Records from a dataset
********

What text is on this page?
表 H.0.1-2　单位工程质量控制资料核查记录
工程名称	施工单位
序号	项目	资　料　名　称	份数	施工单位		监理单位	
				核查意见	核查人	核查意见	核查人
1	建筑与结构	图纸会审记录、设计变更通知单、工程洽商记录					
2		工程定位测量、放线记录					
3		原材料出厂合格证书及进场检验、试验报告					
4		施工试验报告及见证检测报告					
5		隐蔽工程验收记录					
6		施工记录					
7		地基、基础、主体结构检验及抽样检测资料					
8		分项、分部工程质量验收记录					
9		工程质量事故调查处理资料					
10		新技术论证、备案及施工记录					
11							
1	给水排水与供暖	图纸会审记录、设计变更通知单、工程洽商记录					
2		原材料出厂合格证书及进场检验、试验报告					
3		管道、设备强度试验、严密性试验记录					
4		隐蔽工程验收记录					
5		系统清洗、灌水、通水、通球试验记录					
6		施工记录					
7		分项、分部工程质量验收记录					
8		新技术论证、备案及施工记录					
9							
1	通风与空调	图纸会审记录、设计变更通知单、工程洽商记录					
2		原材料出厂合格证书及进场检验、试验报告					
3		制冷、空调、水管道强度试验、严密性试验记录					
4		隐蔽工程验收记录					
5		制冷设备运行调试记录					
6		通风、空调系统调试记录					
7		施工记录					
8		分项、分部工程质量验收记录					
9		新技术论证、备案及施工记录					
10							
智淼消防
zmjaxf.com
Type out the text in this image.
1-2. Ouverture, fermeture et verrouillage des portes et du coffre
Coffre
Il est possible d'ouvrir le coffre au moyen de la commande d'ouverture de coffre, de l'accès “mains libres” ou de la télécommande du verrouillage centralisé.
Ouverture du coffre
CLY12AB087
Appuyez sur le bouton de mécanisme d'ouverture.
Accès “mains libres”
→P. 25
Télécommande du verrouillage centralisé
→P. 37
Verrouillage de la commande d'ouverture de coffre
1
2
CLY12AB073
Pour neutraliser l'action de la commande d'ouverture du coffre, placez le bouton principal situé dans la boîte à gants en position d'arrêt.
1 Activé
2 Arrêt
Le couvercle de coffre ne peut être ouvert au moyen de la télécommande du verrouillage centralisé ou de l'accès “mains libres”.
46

********

▶ PROBLEM STATEMENT:
Repeat all the entries exactly as given.

▶ TASK SOLUTION:
What text is on this page?
表 H.0.1-2　单位工程质量控制资料核查记录
工程名称	施工单位
序号	项目	资　料　名　称	份数	施工单位		监理单位	
				核查意见	核查人	核查意见	核查人
1	建筑与结构	图纸会审记录、设计变更通知单、工程洽商记录					
2		工程定位测量、放线记录					
3		原材料出厂合格证书及进场检验、试验报告					
4		施工试验报告及见证检测报告					
5		隐蔽工程验收记录					
6		施工记录					
7		地基、基础、主体结构检验及抽样检测资料					
8		分项、分部工程质量验收记录					
9		工程质量事故调查处理资料					
10		新技术论证、备案及施工记录					
11							
1	给水排水与供暖	图纸会审记录、设计变更通知单、工程洽商记录					
2		原材料出厂合格证书及进场检验、试验报告					
3		管道、设备强度试验、严密性试验记录					
4		隐蔽工程验收记录					
5		系统清洗、灌水、通水、通球试验记录					
6		施工记录					
7		分项、分部工程质量验收记录					
8		新技术论证、备案及施工记录					
9							
1	通风与空调	图纸会审记录、设计变更通知单、工程洽商记录					
2		原材料出厂合格证书及进场检验、试验报告					
3		制冷、空调、水管道强度试验、严密性试验记录					
4		隐蔽工程验收记录					
5		制冷设备运行调试记录					
6		通风、空调系统调试记录					
7		施工记录					
8		分项、分部工程质量验收记录					
9		新技术论证、备案及施工记录					
10							
智淼消防
zmjaxf.com
Type out the text in this image.
1-2. Ouverture, fermeture et verrouillage des portes et du coffre
Coffre
Il est possible d'ouvrir le coffre au moyen de la commande d'ouverture de coffre, de l'accès “mains libres” ou de la télécommande du verrouillage centralisé.
Ouverture du coffre
CLY12AB087
Appuyez sur le bouton de mécanisme d'ouverture.
Accès “mains libres”
→P. 25
Télécommande du verrouillage centralisé
→P. 37
Verrouillage de la commande d'ouverture de coffre
1
2
CLY12AB073
Pour neutraliser l'action de la commande d'ouverture du coffre, placez le bouton principal situé dans la boîte à gants en position d'arrêt.
1 Activé
2 Arrêt
Le couvercle de coffre ne peut être ouvert au moyen de la télécommande du verrouillage centralisé ou de l'accès “mains libres”.
46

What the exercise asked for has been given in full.